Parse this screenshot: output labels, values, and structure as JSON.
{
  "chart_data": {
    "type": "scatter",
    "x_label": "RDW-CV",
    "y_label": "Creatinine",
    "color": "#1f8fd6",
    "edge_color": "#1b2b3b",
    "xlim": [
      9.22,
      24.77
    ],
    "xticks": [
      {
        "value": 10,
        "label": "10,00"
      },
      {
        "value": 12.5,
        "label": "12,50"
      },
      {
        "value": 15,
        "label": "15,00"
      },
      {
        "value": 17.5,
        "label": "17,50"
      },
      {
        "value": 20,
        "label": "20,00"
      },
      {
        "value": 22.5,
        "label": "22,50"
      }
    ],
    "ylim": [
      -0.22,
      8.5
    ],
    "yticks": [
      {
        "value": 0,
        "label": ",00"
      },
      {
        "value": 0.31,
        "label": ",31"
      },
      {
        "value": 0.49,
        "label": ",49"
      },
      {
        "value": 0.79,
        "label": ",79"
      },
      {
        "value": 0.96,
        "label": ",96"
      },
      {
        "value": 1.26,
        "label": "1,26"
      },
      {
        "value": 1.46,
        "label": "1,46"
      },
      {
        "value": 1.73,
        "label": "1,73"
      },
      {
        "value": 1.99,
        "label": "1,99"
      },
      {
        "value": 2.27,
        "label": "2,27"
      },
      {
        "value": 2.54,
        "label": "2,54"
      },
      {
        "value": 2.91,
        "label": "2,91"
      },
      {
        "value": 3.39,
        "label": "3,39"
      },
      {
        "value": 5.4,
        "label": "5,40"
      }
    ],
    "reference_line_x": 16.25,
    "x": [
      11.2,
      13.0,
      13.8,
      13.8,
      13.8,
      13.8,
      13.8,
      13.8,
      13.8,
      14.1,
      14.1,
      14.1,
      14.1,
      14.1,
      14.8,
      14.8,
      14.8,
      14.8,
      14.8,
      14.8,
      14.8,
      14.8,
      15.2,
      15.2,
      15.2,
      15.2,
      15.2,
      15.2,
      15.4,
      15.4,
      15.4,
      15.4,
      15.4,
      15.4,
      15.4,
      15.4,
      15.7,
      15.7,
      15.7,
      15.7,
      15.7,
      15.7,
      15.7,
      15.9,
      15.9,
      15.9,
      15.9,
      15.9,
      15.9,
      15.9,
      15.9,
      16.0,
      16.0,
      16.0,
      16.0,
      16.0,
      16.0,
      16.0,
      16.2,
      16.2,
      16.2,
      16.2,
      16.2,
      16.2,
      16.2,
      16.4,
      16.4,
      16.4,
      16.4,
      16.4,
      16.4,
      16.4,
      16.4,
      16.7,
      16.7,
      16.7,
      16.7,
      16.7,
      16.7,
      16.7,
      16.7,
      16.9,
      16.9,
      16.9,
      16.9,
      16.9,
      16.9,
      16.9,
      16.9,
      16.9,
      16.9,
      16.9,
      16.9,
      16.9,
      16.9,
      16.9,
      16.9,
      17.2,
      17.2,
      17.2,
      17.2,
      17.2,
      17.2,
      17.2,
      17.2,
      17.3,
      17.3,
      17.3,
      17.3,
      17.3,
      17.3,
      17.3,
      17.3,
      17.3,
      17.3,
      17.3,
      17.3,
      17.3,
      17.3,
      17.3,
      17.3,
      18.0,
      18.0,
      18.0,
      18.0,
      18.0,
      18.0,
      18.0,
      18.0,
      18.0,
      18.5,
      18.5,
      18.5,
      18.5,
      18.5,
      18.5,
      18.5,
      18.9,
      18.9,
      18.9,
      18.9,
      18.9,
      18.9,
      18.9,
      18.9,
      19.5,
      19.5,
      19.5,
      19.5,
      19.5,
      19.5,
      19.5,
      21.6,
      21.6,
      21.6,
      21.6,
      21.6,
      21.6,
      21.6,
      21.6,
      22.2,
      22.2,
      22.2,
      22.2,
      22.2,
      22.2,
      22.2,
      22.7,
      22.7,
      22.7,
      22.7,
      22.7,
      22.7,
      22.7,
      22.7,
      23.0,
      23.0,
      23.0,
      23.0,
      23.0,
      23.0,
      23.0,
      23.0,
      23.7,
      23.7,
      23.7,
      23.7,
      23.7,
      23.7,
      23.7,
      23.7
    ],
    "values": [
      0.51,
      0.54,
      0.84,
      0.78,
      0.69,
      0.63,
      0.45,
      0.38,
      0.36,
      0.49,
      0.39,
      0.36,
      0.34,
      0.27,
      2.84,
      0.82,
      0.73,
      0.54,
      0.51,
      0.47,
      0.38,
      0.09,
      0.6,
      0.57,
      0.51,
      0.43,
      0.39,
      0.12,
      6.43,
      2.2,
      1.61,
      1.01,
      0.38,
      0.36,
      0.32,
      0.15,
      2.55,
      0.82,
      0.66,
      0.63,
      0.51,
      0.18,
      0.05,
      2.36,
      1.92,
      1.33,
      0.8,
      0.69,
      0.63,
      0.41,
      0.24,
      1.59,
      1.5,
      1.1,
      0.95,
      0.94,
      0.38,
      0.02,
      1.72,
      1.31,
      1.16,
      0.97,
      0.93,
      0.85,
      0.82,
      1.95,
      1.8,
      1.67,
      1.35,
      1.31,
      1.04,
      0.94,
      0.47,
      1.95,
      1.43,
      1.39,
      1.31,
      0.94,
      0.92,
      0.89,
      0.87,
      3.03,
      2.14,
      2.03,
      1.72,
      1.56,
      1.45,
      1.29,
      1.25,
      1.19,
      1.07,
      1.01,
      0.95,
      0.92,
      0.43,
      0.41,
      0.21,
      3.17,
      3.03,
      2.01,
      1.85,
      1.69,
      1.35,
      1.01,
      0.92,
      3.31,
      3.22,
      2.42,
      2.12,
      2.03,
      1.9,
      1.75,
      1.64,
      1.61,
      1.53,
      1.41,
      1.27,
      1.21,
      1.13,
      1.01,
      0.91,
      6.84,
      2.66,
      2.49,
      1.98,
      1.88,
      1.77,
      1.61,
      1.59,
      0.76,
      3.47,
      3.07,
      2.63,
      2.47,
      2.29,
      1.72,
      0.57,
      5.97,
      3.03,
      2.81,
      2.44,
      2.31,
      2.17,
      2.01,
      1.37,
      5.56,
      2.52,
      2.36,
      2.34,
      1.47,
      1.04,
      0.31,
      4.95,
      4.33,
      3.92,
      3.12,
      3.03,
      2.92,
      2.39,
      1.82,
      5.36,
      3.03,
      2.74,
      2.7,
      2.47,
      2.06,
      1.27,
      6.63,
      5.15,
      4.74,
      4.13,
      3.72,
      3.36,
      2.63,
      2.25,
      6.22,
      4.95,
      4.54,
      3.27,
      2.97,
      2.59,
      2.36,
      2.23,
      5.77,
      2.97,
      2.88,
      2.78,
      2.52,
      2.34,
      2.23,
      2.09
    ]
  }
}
########
# Do this:
Find the number of lines in which the word "values" occurs, and write nothing but that number.

# Answer to this problem:
2